(Records excerpted from a collection)
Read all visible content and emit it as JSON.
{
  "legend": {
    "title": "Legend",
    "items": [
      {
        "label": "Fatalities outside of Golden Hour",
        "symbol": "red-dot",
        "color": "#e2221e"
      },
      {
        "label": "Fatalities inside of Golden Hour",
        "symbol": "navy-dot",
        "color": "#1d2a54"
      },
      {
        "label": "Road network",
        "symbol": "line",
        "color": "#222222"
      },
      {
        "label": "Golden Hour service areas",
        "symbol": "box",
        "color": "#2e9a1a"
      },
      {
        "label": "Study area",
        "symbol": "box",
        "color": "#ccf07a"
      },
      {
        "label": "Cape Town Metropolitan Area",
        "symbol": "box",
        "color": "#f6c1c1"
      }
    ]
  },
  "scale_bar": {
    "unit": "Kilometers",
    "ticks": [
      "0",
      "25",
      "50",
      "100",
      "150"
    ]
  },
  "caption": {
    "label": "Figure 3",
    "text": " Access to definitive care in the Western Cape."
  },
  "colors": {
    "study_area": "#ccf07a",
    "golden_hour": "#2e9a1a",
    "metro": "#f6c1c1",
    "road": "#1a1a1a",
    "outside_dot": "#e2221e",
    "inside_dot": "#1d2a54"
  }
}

[Directions] Where a line holds the string "Fatalities", copy that line.

[Worked solution]
        "label": "Fatalities outside of Golden Hour",
        "label": "Fatalities inside of Golden Hour",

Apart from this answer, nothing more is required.